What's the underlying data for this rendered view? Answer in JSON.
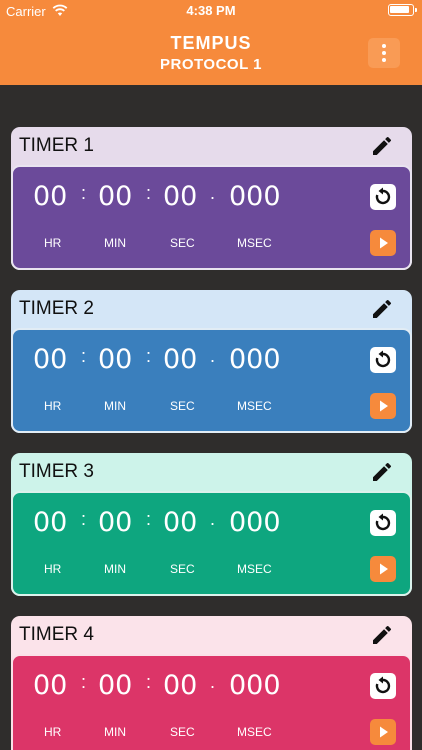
{
  "status_bar": {
    "carrier": "Carrier",
    "time": "4:38 PM"
  },
  "header": {
    "logo": "TEMPUS",
    "subtitle": "PROTOCOL 1",
    "menu_icon": "more-vertical-icon"
  },
  "accent_color": "#f68a3c",
  "timers": [
    {
      "title": "TIMER 1",
      "hr": "00",
      "min": "00",
      "sec": "00",
      "msec": "000",
      "card_color": "#e6dbeb",
      "face_color": "#6b4a9a"
    },
    {
      "title": "TIMER 2",
      "hr": "00",
      "min": "00",
      "sec": "00",
      "msec": "000",
      "card_color": "#d4e6f7",
      "face_color": "#3a7fbd"
    },
    {
      "title": "TIMER 3",
      "hr": "00",
      "min": "00",
      "sec": "00",
      "msec": "000",
      "card_color": "#cdf3ea",
      "face_color": "#0ea67f"
    },
    {
      "title": "TIMER 4",
      "hr": "00",
      "min": "00",
      "sec": "00",
      "msec": "000",
      "card_color": "#fbe3ea",
      "face_color": "#dc3568"
    }
  ],
  "units": {
    "hr": "HR",
    "min": "MIN",
    "sec": "SEC",
    "msec": "MSEC"
  },
  "separators": {
    "colon": ":",
    "dot": "."
  }
}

■ SHORT EXERCISE: Every entry must be reproduced exactly, with the images left out.

■ TASK RESPONSE:
What's the underlying data for this rendered view? Answer in JSON.
{
  "status_bar": {
    "carrier": "Carrier",
    "time": "4:38 PM"
  },
  "header": {
    "logo": "TEMPUS",
    "subtitle": "PROTOCOL 1",
    "menu_icon": "more-vertical-icon"
  },
  "accent_color": "#f68a3c",
  "timers": [
    {
      "title": "TIMER 1",
      "hr": "00",
      "min": "00",
      "sec": "00",
      "msec": "000",
      "card_color": "#e6dbeb",
      "face_color": "#6b4a9a"
    },
    {
      "title": "TIMER 2",
      "hr": "00",
      "min": "00",
      "sec": "00",
      "msec": "000",
      "card_color": "#d4e6f7",
      "face_color": "#3a7fbd"
    },
    {
      "title": "TIMER 3",
      "hr": "00",
      "min": "00",
      "sec": "00",
      "msec": "000",
      "card_color": "#cdf3ea",
      "face_color": "#0ea67f"
    },
    {
      "title": "TIMER 4",
      "hr": "00",
      "min": "00",
      "sec": "00",
      "msec": "000",
      "card_color": "#fbe3ea",
      "face_color": "#dc3568"
    }
  ],
  "units": {
    "hr": "HR",
    "min": "MIN",
    "sec": "SEC",
    "msec": "MSEC"
  },
  "separators": {
    "colon": ":",
    "dot": "."
  }
}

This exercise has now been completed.